→ **EXERCISE BRIEF**
Each line of the data that includes the string "JSON" is to be copied out.

→ **TASK DATA**
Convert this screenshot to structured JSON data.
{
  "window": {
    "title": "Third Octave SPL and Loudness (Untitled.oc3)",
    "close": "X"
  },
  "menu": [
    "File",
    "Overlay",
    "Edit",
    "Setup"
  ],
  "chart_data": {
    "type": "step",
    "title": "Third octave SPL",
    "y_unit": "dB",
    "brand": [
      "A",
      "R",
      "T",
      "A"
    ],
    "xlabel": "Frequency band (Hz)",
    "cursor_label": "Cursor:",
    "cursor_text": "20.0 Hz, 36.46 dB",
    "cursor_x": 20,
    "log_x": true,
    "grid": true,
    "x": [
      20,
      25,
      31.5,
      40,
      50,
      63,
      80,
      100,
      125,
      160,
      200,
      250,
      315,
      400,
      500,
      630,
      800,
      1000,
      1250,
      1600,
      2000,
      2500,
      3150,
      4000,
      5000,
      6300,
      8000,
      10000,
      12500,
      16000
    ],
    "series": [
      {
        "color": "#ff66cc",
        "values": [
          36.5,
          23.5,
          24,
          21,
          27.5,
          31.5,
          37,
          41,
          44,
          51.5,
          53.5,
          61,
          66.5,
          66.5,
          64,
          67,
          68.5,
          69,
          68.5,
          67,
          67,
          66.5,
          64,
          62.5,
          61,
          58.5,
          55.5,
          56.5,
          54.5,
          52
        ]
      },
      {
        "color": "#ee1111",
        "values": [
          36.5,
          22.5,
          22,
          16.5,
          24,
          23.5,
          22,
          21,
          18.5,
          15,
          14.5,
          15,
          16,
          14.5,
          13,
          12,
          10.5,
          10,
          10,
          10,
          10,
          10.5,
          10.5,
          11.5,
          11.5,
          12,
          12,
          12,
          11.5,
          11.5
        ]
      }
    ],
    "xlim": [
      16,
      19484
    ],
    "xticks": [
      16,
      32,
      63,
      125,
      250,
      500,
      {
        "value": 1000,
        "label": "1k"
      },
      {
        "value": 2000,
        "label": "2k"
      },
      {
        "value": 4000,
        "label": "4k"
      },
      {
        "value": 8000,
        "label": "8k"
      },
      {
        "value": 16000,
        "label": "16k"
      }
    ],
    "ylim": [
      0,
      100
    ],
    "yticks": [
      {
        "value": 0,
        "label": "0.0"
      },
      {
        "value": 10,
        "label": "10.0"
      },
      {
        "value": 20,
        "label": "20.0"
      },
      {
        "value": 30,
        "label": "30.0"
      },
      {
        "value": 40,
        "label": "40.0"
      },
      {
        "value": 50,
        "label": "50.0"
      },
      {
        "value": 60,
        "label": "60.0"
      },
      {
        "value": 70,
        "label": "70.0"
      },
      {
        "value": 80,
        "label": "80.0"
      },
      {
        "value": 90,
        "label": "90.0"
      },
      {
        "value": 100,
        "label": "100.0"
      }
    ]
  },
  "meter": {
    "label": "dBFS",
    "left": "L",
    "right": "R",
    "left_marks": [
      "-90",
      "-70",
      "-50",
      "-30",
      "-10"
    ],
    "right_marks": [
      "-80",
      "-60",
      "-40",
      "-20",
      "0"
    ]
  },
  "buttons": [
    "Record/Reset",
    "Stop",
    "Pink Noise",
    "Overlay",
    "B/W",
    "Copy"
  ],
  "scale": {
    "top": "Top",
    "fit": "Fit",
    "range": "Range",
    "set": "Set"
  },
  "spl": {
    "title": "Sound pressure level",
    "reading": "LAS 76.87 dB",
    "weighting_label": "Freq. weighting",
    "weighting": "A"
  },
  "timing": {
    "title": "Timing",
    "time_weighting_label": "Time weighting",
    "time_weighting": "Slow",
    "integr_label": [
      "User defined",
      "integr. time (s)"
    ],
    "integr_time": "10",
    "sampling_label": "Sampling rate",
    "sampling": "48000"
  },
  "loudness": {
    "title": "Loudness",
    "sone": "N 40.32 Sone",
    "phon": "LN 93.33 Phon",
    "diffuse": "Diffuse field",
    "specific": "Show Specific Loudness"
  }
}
...
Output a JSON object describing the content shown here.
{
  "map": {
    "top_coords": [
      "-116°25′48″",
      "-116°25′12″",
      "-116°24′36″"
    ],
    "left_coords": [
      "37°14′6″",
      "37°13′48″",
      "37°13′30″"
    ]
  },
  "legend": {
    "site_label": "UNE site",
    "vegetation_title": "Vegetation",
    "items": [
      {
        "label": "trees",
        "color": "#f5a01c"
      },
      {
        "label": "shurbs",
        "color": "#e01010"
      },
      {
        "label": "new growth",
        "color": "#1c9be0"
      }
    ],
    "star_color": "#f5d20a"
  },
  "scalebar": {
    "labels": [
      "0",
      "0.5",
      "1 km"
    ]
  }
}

→ **RESPONSE BELOW**
Convert this screenshot to structured JSON data.
Output a JSON object describing the content shown here.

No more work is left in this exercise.